▶ [WRITTEN REQUEST] Copy the full set of lines exactly as given.
-- start of DATA ENTRIES --
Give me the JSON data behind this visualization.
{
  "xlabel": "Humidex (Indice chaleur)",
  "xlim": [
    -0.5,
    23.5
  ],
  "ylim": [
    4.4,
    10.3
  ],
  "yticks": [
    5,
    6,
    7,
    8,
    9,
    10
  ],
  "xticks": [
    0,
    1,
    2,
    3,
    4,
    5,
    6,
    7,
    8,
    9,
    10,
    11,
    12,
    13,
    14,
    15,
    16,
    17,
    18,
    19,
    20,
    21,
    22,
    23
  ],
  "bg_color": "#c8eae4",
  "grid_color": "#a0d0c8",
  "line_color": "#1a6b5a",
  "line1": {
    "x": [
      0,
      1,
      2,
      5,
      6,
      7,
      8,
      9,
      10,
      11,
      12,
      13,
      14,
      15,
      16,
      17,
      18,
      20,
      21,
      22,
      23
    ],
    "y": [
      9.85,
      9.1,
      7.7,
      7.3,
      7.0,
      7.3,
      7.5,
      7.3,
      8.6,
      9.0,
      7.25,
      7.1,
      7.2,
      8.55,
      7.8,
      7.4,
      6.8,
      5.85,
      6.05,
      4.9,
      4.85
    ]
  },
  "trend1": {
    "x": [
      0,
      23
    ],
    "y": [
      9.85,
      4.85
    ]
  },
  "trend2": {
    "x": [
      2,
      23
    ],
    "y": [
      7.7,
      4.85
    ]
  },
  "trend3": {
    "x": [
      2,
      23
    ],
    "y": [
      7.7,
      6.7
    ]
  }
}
-- end of DATA ENTRIES --
▶ [EXERCISE RESPONSE]
Give me the JSON data behind this visualization.
{
  "xlabel": "Humidex (Indice chaleur)",
  "xlim": [
    -0.5,
    23.5
  ],
  "ylim": [
    4.4,
    10.3
  ],
  "yticks": [
    5,
    6,
    7,
    8,
    9,
    10
  ],
  "xticks": [
    0,
    1,
    2,
    3,
    4,
    5,
    6,
    7,
    8,
    9,
    10,
    11,
    12,
    13,
    14,
    15,
    16,
    17,
    18,
    19,
    20,
    21,
    22,
    23
  ],
  "bg_color": "#c8eae4",
  "grid_color": "#a0d0c8",
  "line_color": "#1a6b5a",
  "line1": {
    "x": [
      0,
      1,
      2,
      5,
      6,
      7,
      8,
      9,
      10,
      11,
      12,
      13,
      14,
      15,
      16,
      17,
      18,
      20,
      21,
      22,
      23
    ],
    "y": [
      9.85,
      9.1,
      7.7,
      7.3,
      7.0,
      7.3,
      7.5,
      7.3,
      8.6,
      9.0,
      7.25,
      7.1,
      7.2,
      8.55,
      7.8,
      7.4,
      6.8,
      5.85,
      6.05,
      4.9,
      4.85
    ]
  },
  "trend1": {
    "x": [
      0,
      23
    ],
    "y": [
      9.85,
      4.85
    ]
  },
  "trend2": {
    "x": [
      2,
      23
    ],
    "y": [
      7.7,
      4.85
    ]
  },
  "trend3": {
    "x": [
      2,
      23
    ],
    "y": [
      7.7,
      6.7
    ]
  }
}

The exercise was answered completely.